### Set problem
Search the records for the word "BINARY" and report each line that has it.

### Data for processing
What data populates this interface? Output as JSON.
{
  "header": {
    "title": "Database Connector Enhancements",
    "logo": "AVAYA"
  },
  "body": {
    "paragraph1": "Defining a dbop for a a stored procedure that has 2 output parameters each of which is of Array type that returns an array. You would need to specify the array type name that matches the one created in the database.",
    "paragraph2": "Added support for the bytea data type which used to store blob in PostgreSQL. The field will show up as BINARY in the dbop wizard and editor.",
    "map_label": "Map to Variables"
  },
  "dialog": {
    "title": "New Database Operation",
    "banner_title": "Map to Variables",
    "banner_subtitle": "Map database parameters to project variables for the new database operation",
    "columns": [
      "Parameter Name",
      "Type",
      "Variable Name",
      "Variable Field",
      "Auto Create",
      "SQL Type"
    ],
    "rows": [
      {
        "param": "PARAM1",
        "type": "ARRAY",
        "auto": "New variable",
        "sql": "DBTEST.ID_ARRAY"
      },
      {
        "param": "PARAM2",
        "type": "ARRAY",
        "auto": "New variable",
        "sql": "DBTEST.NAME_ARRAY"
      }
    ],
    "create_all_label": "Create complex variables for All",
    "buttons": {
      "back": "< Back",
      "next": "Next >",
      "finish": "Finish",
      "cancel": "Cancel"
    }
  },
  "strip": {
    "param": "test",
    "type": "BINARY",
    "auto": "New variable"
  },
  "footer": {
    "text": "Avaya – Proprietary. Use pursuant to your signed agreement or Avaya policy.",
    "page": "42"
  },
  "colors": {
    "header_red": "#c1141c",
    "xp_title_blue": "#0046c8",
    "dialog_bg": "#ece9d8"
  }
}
---
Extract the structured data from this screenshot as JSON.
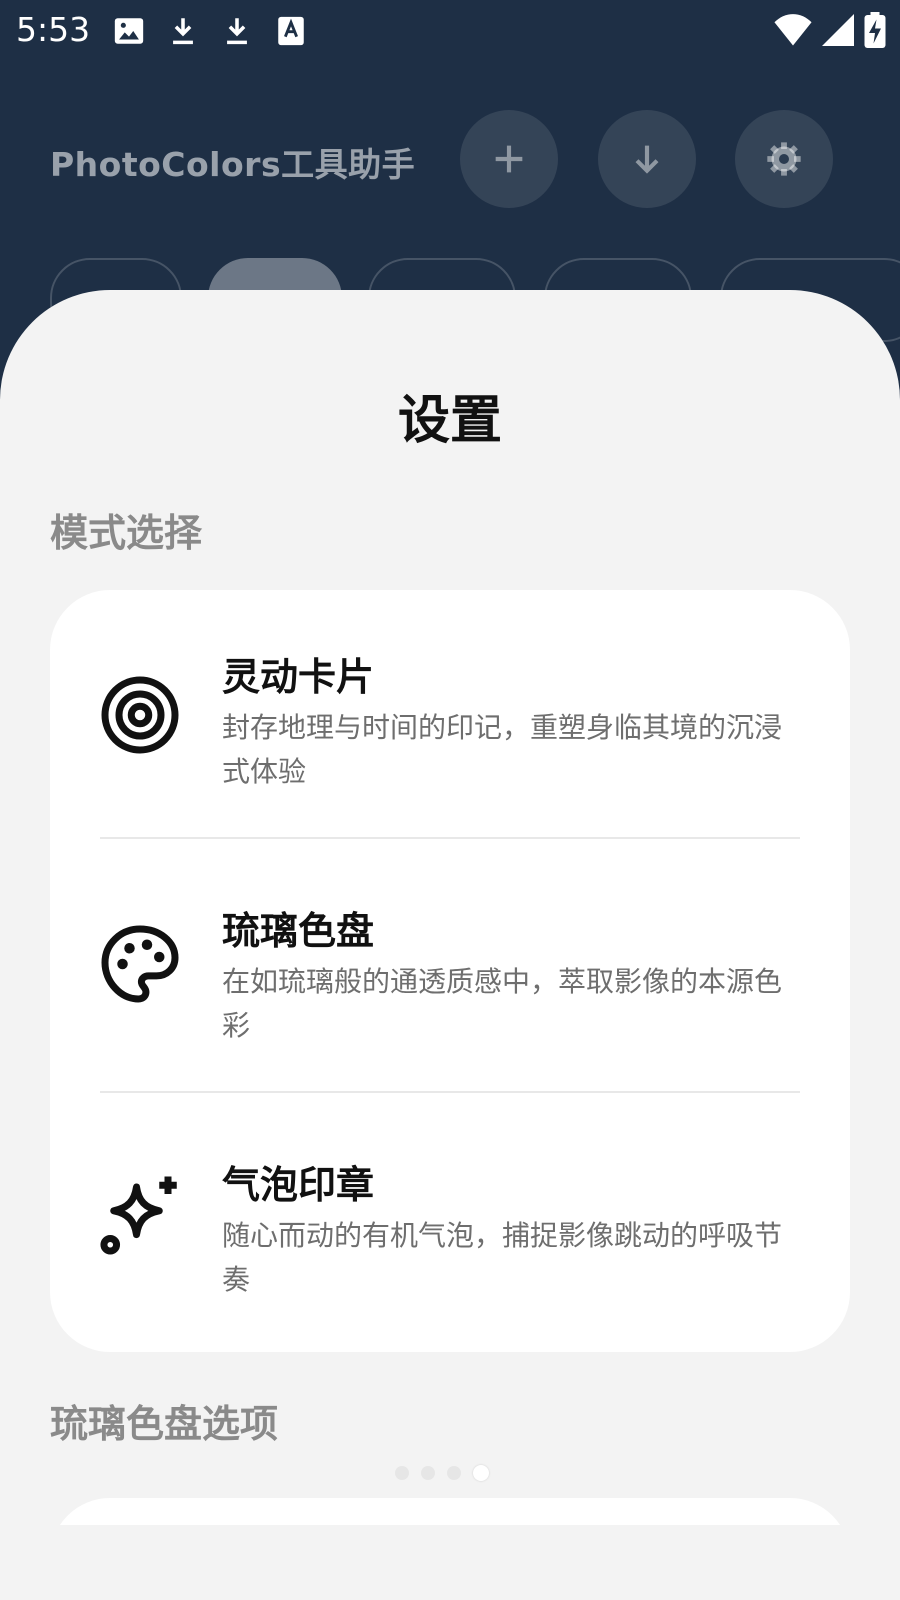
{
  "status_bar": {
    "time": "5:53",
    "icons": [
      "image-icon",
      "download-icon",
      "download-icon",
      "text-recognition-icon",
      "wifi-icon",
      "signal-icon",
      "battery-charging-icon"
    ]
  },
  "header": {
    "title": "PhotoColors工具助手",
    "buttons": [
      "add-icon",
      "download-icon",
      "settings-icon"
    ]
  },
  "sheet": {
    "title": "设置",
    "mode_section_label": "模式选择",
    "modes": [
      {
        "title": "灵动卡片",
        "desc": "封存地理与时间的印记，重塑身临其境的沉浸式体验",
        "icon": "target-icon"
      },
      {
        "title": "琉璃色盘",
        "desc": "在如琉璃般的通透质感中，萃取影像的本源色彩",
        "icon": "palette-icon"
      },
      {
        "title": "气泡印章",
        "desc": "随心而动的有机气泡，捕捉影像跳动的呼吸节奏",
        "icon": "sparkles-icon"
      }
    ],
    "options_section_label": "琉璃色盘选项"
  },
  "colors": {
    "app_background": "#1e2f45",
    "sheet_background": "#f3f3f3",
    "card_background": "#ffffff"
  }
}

### Solution to this task
    "paragraph2": "Added support for the bytea data type which used to store blob in PostgreSQL. The field will show up as BINARY in the dbop wizard and editor.",
    "type": "BINARY",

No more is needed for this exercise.